Desde Macondo. TIEMPO DE BERREA


Hace mucho tiempo, cuando pasaban cosas con letra, y no sólo con número, tuve ocasión de disfrutar del espectáculo de la berrea del ciervo.  Nunca antes había visto algo igual. Ni oído. El lamento de los animales y el sobrecogedor ruido de los cuernos chocando en peleas casi siempre incruentas, pero impactantes.

      Como urbanita que soy, me mantenía a una distancia prudente de los imponentes bichos, por si algo de su furia me salpicaba. Son animales esquivos y solitarios (Bambi es sólo de película), y no suelen permitir que se acerquen extraños. Mi ignorancia del mecanismo hormonal de los cérvidos se puso de manifiesto cuando el guarda de la finca me dijo eso de "no se preocupe, no la ven. Ellos están a lo suyo". Y lo suyo, por supuesto, era perpetuar su especie, conseguir el mayor número de cópulas, luchar por su territorio y asegurarse el futuro.

Datos en estudio =
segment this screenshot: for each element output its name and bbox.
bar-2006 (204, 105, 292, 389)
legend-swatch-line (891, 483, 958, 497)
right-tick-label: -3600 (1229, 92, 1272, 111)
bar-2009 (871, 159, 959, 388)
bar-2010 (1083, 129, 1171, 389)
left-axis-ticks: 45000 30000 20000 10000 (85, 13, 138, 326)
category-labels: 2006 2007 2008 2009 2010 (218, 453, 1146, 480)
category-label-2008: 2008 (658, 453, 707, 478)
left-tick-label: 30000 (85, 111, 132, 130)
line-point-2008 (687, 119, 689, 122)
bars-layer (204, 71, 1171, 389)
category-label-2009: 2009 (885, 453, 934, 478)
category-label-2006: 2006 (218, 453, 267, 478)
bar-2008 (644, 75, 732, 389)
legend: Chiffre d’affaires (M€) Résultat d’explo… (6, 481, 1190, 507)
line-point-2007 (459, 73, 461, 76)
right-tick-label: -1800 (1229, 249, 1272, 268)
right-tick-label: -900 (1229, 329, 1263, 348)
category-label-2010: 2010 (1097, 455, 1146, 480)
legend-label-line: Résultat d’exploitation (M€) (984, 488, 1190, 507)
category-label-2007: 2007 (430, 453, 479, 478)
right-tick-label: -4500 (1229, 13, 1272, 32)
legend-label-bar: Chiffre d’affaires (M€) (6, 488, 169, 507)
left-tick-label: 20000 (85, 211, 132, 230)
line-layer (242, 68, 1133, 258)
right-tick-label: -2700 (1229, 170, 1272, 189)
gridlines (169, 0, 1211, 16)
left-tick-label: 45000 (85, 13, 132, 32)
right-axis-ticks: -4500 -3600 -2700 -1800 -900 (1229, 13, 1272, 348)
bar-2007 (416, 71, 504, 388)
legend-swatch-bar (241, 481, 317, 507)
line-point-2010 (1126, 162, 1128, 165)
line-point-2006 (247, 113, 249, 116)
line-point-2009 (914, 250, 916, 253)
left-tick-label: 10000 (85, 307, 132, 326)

Tarea = ¿Puedes editar el texto sobre la berrea y copiar de nuevo el fragmento que empieza con las palabras que contienen "Desde Macondo. TIEMPO" y termina con "incruentas, pero impactantes.", cambiando "ciervo" por "venado"?

Respuesta =
Desde Macondo. TIEMPO DE BERREA


Hace mucho tiempo, cuando pasaban cosas con letra, y no sólo con número, tuve ocasión de disfrutar del espectáculo de la berrea del venado.  Nunca antes había visto algo igual. Ni oído. El lamento de los animales y el sobrecogedor ruido de los cuernos chocando en peleas casi siempre incruentas, pero impactantes.